:: Task brief ::
Find the lines containing the word "webadresser" and copy every one of them.

:: Material ::
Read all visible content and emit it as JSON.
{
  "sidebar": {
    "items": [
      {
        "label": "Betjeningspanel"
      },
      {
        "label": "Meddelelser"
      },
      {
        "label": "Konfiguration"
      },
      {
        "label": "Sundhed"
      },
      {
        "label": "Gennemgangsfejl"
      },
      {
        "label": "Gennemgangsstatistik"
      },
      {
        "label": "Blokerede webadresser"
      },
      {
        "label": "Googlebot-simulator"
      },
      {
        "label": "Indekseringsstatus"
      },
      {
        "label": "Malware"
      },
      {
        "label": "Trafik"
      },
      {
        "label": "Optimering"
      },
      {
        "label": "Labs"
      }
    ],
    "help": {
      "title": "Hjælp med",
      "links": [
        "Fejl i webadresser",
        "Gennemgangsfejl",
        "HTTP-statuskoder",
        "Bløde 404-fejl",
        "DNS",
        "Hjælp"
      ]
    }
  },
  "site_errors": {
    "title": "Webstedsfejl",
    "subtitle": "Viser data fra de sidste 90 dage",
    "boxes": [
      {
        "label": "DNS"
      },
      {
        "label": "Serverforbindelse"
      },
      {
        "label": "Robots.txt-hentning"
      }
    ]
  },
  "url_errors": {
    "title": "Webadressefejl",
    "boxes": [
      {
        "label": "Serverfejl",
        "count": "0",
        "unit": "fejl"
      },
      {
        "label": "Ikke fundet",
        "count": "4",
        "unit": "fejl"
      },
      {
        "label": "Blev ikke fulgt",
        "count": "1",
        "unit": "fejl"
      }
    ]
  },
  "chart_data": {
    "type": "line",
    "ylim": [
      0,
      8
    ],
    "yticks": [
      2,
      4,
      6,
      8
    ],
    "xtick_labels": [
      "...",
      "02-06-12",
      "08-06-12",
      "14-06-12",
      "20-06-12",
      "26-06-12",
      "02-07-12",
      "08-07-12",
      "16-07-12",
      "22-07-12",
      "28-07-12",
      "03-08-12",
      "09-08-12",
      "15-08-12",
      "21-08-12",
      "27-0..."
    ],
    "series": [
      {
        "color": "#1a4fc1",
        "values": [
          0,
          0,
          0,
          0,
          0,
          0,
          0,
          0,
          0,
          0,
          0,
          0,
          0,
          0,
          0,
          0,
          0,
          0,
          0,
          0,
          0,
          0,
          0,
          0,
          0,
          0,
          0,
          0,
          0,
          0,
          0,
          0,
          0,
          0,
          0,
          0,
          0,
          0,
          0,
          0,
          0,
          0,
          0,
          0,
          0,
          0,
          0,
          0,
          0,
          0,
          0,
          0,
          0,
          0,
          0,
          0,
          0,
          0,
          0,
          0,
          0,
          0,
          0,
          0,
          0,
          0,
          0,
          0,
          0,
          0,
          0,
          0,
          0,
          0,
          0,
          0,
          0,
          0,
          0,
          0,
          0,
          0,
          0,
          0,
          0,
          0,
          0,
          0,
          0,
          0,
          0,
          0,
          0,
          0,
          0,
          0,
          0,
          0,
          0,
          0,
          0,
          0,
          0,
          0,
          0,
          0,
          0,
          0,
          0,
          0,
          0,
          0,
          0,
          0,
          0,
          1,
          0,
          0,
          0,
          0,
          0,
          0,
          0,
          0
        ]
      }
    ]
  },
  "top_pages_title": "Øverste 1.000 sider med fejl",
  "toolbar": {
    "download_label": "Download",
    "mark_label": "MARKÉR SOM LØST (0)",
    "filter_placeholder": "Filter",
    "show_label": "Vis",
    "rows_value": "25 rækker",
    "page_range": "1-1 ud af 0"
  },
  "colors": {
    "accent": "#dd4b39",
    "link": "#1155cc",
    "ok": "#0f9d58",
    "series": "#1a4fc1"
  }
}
--
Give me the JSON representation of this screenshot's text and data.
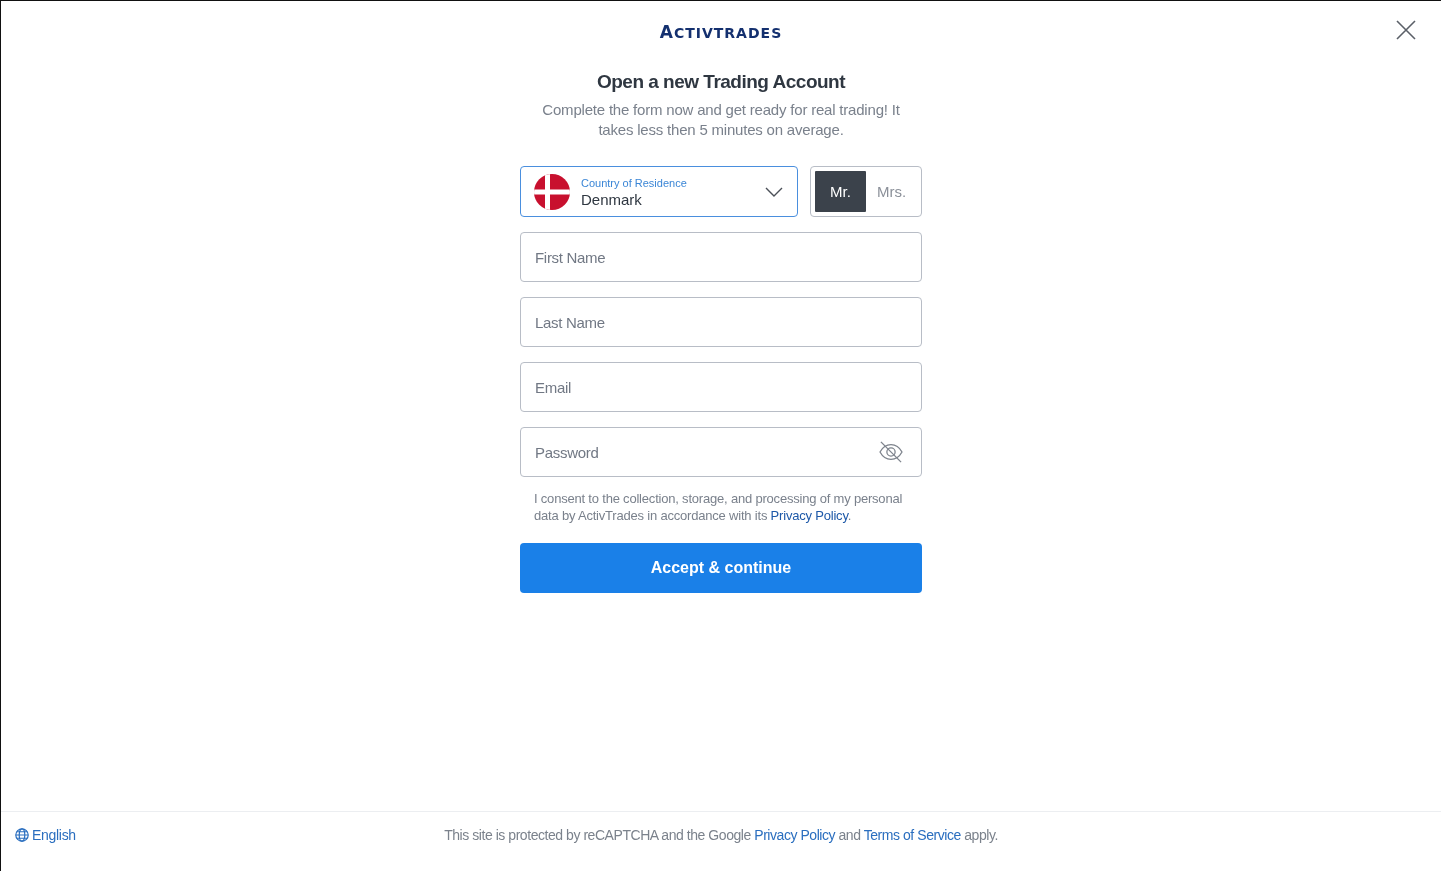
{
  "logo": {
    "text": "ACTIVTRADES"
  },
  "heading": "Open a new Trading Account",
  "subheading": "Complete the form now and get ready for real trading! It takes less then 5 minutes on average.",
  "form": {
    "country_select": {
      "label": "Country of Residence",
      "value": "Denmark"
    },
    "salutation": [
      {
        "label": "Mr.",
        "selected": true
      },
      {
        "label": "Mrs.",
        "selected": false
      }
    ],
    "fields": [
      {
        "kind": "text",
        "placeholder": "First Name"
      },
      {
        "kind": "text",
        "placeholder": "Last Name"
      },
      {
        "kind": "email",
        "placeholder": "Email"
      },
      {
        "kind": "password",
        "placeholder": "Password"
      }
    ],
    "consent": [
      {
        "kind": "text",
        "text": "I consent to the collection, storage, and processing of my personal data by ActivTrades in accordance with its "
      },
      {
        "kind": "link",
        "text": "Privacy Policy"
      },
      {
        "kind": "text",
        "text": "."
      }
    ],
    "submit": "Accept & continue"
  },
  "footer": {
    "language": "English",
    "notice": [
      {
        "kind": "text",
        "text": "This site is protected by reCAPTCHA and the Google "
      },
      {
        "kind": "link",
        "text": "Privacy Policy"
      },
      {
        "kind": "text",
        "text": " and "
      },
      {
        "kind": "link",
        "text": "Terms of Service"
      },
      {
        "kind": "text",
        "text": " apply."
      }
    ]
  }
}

:: Output of the task ::
        "label": "Blokerede webadresser"
        "Fejl i webadresser",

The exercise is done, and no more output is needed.